- STATED PROBLEM:
Each line that follows should be printed again exactly as it stands.

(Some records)
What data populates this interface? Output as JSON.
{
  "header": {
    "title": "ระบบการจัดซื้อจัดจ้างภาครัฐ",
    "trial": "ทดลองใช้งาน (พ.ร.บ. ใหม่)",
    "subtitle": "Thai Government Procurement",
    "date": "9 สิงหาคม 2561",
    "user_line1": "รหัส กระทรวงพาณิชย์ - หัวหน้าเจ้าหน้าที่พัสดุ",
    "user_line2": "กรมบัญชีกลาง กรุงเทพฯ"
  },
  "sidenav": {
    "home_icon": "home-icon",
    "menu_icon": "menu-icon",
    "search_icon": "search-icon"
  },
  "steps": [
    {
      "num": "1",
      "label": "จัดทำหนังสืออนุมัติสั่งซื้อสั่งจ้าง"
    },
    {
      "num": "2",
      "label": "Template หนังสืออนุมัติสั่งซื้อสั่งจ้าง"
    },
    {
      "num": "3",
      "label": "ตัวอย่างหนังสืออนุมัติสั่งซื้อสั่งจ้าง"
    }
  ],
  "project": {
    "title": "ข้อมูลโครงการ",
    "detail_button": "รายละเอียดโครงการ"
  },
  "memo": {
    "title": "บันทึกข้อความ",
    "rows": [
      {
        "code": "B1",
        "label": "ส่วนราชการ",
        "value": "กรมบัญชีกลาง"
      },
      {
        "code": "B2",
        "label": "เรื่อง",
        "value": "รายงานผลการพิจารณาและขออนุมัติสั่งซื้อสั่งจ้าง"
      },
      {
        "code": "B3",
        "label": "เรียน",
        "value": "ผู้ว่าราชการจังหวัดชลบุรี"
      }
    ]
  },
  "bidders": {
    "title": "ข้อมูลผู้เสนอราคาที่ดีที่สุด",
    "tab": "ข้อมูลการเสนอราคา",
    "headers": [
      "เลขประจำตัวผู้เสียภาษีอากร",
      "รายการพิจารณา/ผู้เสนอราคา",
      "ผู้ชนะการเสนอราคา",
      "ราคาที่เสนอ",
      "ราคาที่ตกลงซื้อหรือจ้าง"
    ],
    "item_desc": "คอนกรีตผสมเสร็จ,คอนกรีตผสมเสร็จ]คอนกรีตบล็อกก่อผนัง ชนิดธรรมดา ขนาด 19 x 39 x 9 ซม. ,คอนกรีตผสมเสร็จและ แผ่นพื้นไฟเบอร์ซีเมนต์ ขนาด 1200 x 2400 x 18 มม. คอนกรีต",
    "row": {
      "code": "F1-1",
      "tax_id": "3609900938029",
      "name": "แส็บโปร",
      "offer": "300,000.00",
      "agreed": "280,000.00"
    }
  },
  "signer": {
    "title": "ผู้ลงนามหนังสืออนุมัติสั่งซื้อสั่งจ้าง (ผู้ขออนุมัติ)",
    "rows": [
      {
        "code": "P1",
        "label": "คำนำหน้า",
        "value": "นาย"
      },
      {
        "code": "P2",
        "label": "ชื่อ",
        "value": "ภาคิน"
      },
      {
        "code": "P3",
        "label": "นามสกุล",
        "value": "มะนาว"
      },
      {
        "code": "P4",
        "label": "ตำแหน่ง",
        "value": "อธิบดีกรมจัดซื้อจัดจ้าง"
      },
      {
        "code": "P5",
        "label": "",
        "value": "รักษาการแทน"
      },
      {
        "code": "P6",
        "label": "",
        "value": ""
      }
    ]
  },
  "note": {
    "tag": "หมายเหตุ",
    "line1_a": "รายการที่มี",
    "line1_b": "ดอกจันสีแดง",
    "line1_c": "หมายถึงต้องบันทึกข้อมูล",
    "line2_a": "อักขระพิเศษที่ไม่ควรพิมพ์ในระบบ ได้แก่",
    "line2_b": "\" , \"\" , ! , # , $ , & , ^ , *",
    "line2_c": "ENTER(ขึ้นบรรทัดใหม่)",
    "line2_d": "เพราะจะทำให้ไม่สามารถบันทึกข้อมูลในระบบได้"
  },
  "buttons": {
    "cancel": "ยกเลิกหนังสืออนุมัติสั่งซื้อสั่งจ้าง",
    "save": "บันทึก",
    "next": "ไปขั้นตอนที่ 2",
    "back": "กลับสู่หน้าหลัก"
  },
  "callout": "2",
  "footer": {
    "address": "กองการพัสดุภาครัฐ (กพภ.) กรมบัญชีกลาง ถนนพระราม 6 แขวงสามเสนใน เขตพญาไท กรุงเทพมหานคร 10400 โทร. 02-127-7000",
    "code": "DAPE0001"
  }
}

- OUTPUT BELOW:
What data populates this interface? Output as JSON.
{
  "header": {
    "title": "ระบบการจัดซื้อจัดจ้างภาครัฐ",
    "trial": "ทดลองใช้งาน (พ.ร.บ. ใหม่)",
    "subtitle": "Thai Government Procurement",
    "date": "9 สิงหาคม 2561",
    "user_line1": "รหัส กระทรวงพาณิชย์ - หัวหน้าเจ้าหน้าที่พัสดุ",
    "user_line2": "กรมบัญชีกลาง กรุงเทพฯ"
  },
  "sidenav": {
    "home_icon": "home-icon",
    "menu_icon": "menu-icon",
    "search_icon": "search-icon"
  },
  "steps": [
    {
      "num": "1",
      "label": "จัดทำหนังสืออนุมัติสั่งซื้อสั่งจ้าง"
    },
    {
      "num": "2",
      "label": "Template หนังสืออนุมัติสั่งซื้อสั่งจ้าง"
    },
    {
      "num": "3",
      "label": "ตัวอย่างหนังสืออนุมัติสั่งซื้อสั่งจ้าง"
    }
  ],
  "project": {
    "title": "ข้อมูลโครงการ",
    "detail_button": "รายละเอียดโครงการ"
  },
  "memo": {
    "title": "บันทึกข้อความ",
    "rows": [
      {
        "code": "B1",
        "label": "ส่วนราชการ",
        "value": "กรมบัญชีกลาง"
      },
      {
        "code": "B2",
        "label": "เรื่อง",
        "value": "รายงานผลการพิจารณาและขออนุมัติสั่งซื้อสั่งจ้าง"
      },
      {
        "code": "B3",
        "label": "เรียน",
        "value": "ผู้ว่าราชการจังหวัดชลบุรี"
      }
    ]
  },
  "bidders": {
    "title": "ข้อมูลผู้เสนอราคาที่ดีที่สุด",
    "tab": "ข้อมูลการเสนอราคา",
    "headers": [
      "เลขประจำตัวผู้เสียภาษีอากร",
      "รายการพิจารณา/ผู้เสนอราคา",
      "ผู้ชนะการเสนอราคา",
      "ราคาที่เสนอ",
      "ราคาที่ตกลงซื้อหรือจ้าง"
    ],
    "item_desc": "คอนกรีตผสมเสร็จ,คอนกรีตผสมเสร็จ]คอนกรีตบล็อกก่อผนัง ชนิดธรรมดา ขนาด 19 x 39 x 9 ซม. ,คอนกรีตผสมเสร็จและ แผ่นพื้นไฟเบอร์ซีเมนต์ ขนาด 1200 x 2400 x 18 มม. คอนกรีต",
    "row": {
      "code": "F1-1",
      "tax_id": "3609900938029",
      "name": "แส็บโปร",
      "offer": "300,000.00",
      "agreed": "280,000.00"
    }
  },
  "signer": {
    "title": "ผู้ลงนามหนังสืออนุมัติสั่งซื้อสั่งจ้าง (ผู้ขออนุมัติ)",
    "rows": [
      {
        "code": "P1",
        "label": "คำนำหน้า",
        "value": "นาย"
      },
      {
        "code": "P2",
        "label": "ชื่อ",
        "value": "ภาคิน"
      },
      {
        "code": "P3",
        "label": "นามสกุล",
        "value": "มะนาว"
      },
      {
        "code": "P4",
        "label": "ตำแหน่ง",
        "value": "อธิบดีกรมจัดซื้อจัดจ้าง"
      },
      {
        "code": "P5",
        "label": "",
        "value": "รักษาการแทน"
      },
      {
        "code": "P6",
        "label": "",
        "value": ""
      }
    ]
  },
  "note": {
    "tag": "หมายเหตุ",
    "line1_a": "รายการที่มี",
    "line1_b": "ดอกจันสีแดง",
    "line1_c": "หมายถึงต้องบันทึกข้อมูล",
    "line2_a": "อักขระพิเศษที่ไม่ควรพิมพ์ในระบบ ได้แก่",
    "line2_b": "\" , \"\" , ! , # , $ , & , ^ , *",
    "line2_c": "ENTER(ขึ้นบรรทัดใหม่)",
    "line2_d": "เพราะจะทำให้ไม่สามารถบันทึกข้อมูลในระบบได้"
  },
  "buttons": {
    "cancel": "ยกเลิกหนังสืออนุมัติสั่งซื้อสั่งจ้าง",
    "save": "บันทึก",
    "next": "ไปขั้นตอนที่ 2",
    "back": "กลับสู่หน้าหลัก"
  },
  "callout": "2",
  "footer": {
    "address": "กองการพัสดุภาครัฐ (กพภ.) กรมบัญชีกลาง ถนนพระราม 6 แขวงสามเสนใน เขตพญาไท กรุงเทพมหานคร 10400 โทร. 02-127-7000",
    "code": "DAPE0001"
  }
}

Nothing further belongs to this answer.